Prompt
Every line containing "text" should be copied out. Go through the entries and find them.

Records for the task
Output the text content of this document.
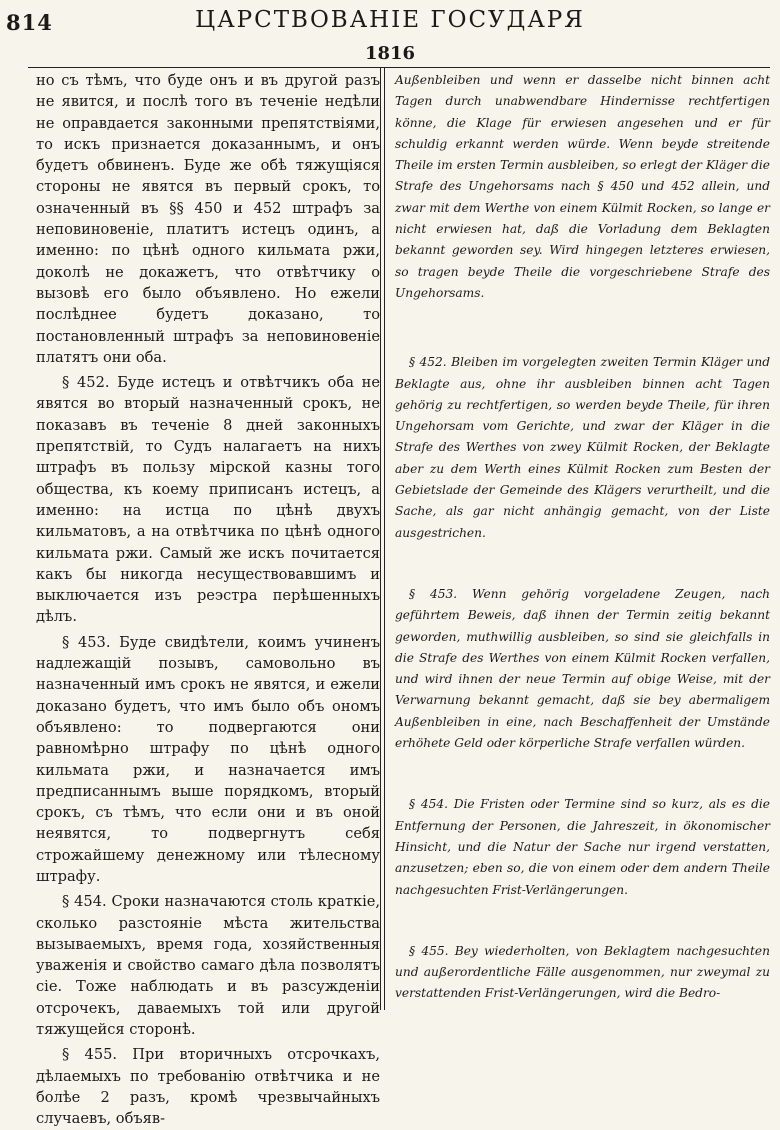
814	ЦАРСТВОВАНІЕ ГОСУДАРЯ
1816

но съ тѣмъ, что буде онъ и въ другой разъ не явится, и послѣ того въ теченіе недѣли не оправдается законными препятствіями, то искъ признается доказаннымъ, и онъ будетъ обвиненъ. Буде же обѣ тяжущіяся стороны не явятся въ первый срокъ, то означенный въ §§ 450 и 452 штрафъ за неповиновеніе, платитъ истецъ одинъ, а именно: по цѣнѣ одного кильмата ржи, доколѣ не докажетъ, что отвѣтчику о вызовѣ его было объявлено. Но ежели послѣднее будетъ доказано, то постановленный штрафъ за неповиновеніе платятъ они оба.

§ 452. Буде истецъ и отвѣтчикъ оба не явятся во вторый назначенный срокъ, не показавъ въ теченіе 8 дней законныхъ препятствій, то Судъ налагаетъ на нихъ штрафъ въ пользу мірской казны того общества, къ коему приписанъ истецъ, а именно: на истца по цѣнѣ двухъ кильматовъ, а на отвѣтчика по цѣнѣ одного кильмата ржи. Самый же искъ почитается какъ бы никогда несуществовавшимъ и выключается изъ реэстра перѣшенныхъ дѣлъ.

§ 453. Буде свидѣтели, коимъ учиненъ надлежащій позывъ, самовольно въ назначенный имъ срокъ не явятся, и ежели доказано будетъ, что имъ было объ ономъ объявлено: то подвергаются они равномѣрно штрафу по цѣнѣ одного кильмата ржи, и назначается имъ предписаннымъ выше порядкомъ, вторый срокъ, съ тѣмъ, что если они и въ оной неявятся, то подвергнутъ себя строжайшему денежному или тѣлесному штрафу.

§ 454. Сроки назначаются столь краткіе, сколько разстояніе мѣста жительства вызываемыхъ, время года, хозяйственныя уваженія и свойство самаго дѣла позволятъ сіе. Тоже наблюдать и въ разсужденіи отсрочекъ, даваемыхъ той или другой тяжущейся сторонѣ.

§ 455. При вторичныхъ отсрочкахъ, дѣлаемыхъ по требованію отвѣтчика и не болѣе 2 разъ, кромѣ чрезвычайныхъ случаевъ, объяв-

Außenbleiben und wenn er dasselbe nicht binnen acht Tagen durch unabwendbare Hindernisse rechtfertigen könne, die Klage für erwiesen angesehen und er für schuldig erkannt werden würde. Wenn beyde streitende Theile im ersten Termin ausbleiben, so erlegt der Kläger die Strafe des Ungehorsams nach § 450 und 452 allein, und zwar mit dem Werthe von einem Külmit Rocken, so lange er nicht erwiesen hat, daß die Vorladung dem Beklagten bekannt geworden sey. Wird hingegen letzteres erwiesen, so tragen beyde Theile die vorgeschriebene Strafe des Ungehorsams.

§ 452. Bleiben im vorgelegten zweiten Termin Kläger und Beklagte aus, ohne ihr ausbleiben binnen acht Tagen gehörig zu rechtfertigen, so werden beyde Theile, für ihren Ungehorsam vom Gerichte, und zwar der Kläger in die Strafe des Werthes von zwey Külmit Rocken, der Beklagte aber zu dem Werth eines Külmit Rocken zum Besten der Gebietslade der Gemeinde des Klägers verurtheilt, und die Sache, als gar nicht anhängig gemacht, von der Liste ausgestrichen.

§ 453. Wenn gehörig vorgeladene Zeugen, nach geführtem Beweis, daß ihnen der Termin zeitig bekannt geworden, muthwillig ausbleiben, so sind sie gleichfalls in die Strafe des Werthes von einem Külmit Rocken verfallen, und wird ihnen der neue Termin auf obige Weise, mit der Verwarnung bekannt gemacht, daß sie bey abermaligem Außenbleiben in eine, nach Beschaffenheit der Umstände erhöhete Geld oder körperliche Strafe verfallen würden.

§ 454. Die Fristen oder Termine sind so kurz, als es die Entfernung der Personen, die Jahreszeit, in ökonomischer Hinsicht, und die Natur der Sache nur irgend verstatten, anzusetzen; eben so, die von einem oder dem andern Theile nachgesuchten Frist-Verlängerungen.

§ 455. Bey wiederholten, von Beklagtem nachgesuchten und außerordentliche Fälle ausgenommen, nur zweymal zu verstattenden Frist-Verlängerungen, wird die Bedro-
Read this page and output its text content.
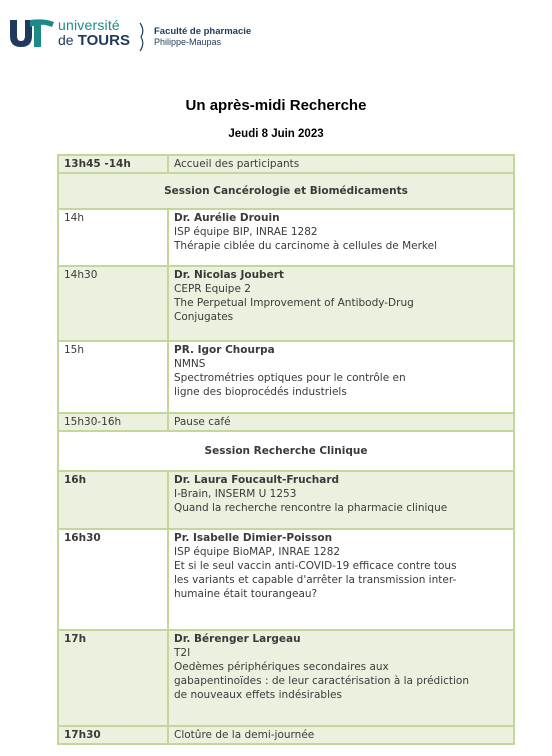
université
de TOURS
Faculté de pharmacie
Philippe-Maupas
Un après-midi Recherche
Jeudi 8 Juin 2023
13h45 -14h	Accueil des participants
Session Cancérologie et Biomédicaments	
14h	Dr. Aurélie Drouin
ISP équipe BIP, INRAE 1282
Thérapie ciblée du carcinome à cellules de Merkel

14h30	Dr. Nicolas Joubert
CEPR Equipe 2
The Perpetual Improvement of Antibody-Drug
Conjugates

15h	PR. Igor Chourpa
NMNS
Spectrométries optiques pour le contrôle en
ligne des bioprocédés industriels

15h30-16h	Pause café
Session Recherche Clinique	
16h	Dr. Laura Foucault-Fruchard
I-Brain, INSERM U 1253
Quand la recherche rencontre la pharmacie clinique

16h30	Pr. Isabelle Dimier-Poisson
ISP équipe BioMAP, INRAE 1282
Et si le seul vaccin anti-COVID-19 efficace contre tous
les variants et capable d'arrêter la transmission inter-
humaine était tourangeau?

17h	Dr. Bérenger Largeau
T2I
Oedèmes périphériques secondaires aux
gabapentinoïdes : de leur caractérisation à la prédiction
de nouveaux effets indésirables

17h30	Clotûre de la demi-journée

Reply
Output the text content of this document.
Read this page and output its text content.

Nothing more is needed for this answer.